Write the records out again exactly, leaving no images in.

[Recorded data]

..........

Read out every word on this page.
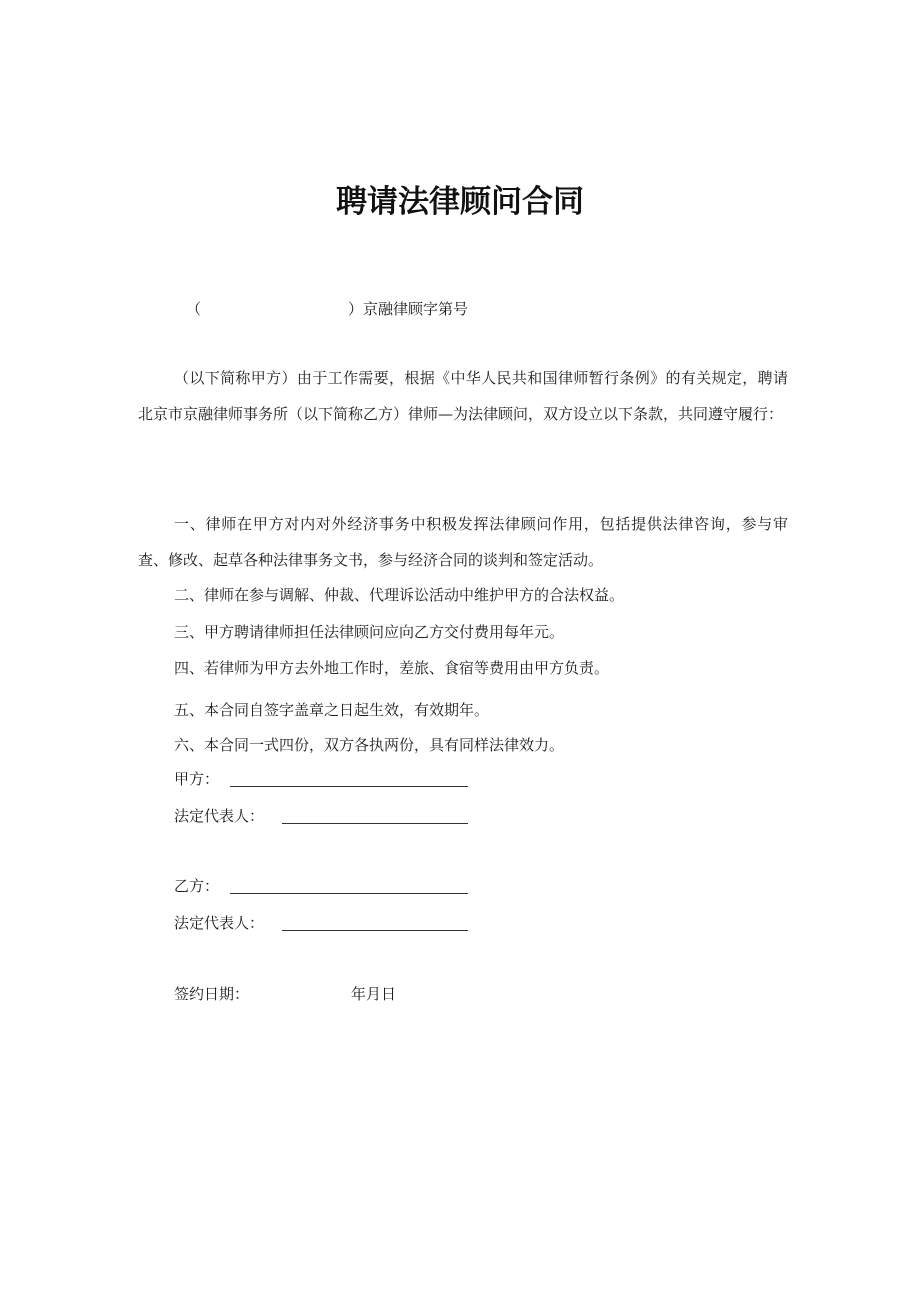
聘请法律顾问合同
（	）京融律顾字第号
（以下简称甲方）由于工作需要，根据《中华人民共和国律师暂行条例》的有关规定，聘请北京市京融律师事务所（以下简称乙方）律师—为法律顾问，双方设立以下条款，共同遵守履行：
一、律师在甲方对内对外经济事务中积极发挥法律顾问作用，包括提供法律咨询，参与审查、修改、起草各种法律事务文书，参与经济合同的谈判和签定活动。
二、律师在参与调解、仲裁、代理诉讼活动中维护甲方的合法权益。
三、甲方聘请律师担任法律顾问应向乙方交付费用每年元。
四、若律师为甲方去外地工作时，差旅、食宿等费用由甲方负责。
五、本合同自签字盖章之日起生效，有效期年。
六、本合同一式四份，双方各执两份，具有同样法律效力。
甲方：
法定代表人：
乙方：
法定代表人：
签约日期：	年月日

..........

SOLVED EXERCISE
Read out every word on this page.
聘请法律顾问合同
（	）京融律顾字第号
（以下简称甲方）由于工作需要，根据《中华人民共和国律师暂行条例》的有关规定，聘请北京市京融律师事务所（以下简称乙方）律师—为法律顾问，双方设立以下条款，共同遵守履行：
一、律师在甲方对内对外经济事务中积极发挥法律顾问作用，包括提供法律咨询，参与审查、修改、起草各种法律事务文书，参与经济合同的谈判和签定活动。
二、律师在参与调解、仲裁、代理诉讼活动中维护甲方的合法权益。
三、甲方聘请律师担任法律顾问应向乙方交付费用每年元。
四、若律师为甲方去外地工作时，差旅、食宿等费用由甲方负责。
五、本合同自签字盖章之日起生效，有效期年。
六、本合同一式四份，双方各执两份，具有同样法律效力。
甲方：
法定代表人：
乙方：
法定代表人：
签约日期：	年月日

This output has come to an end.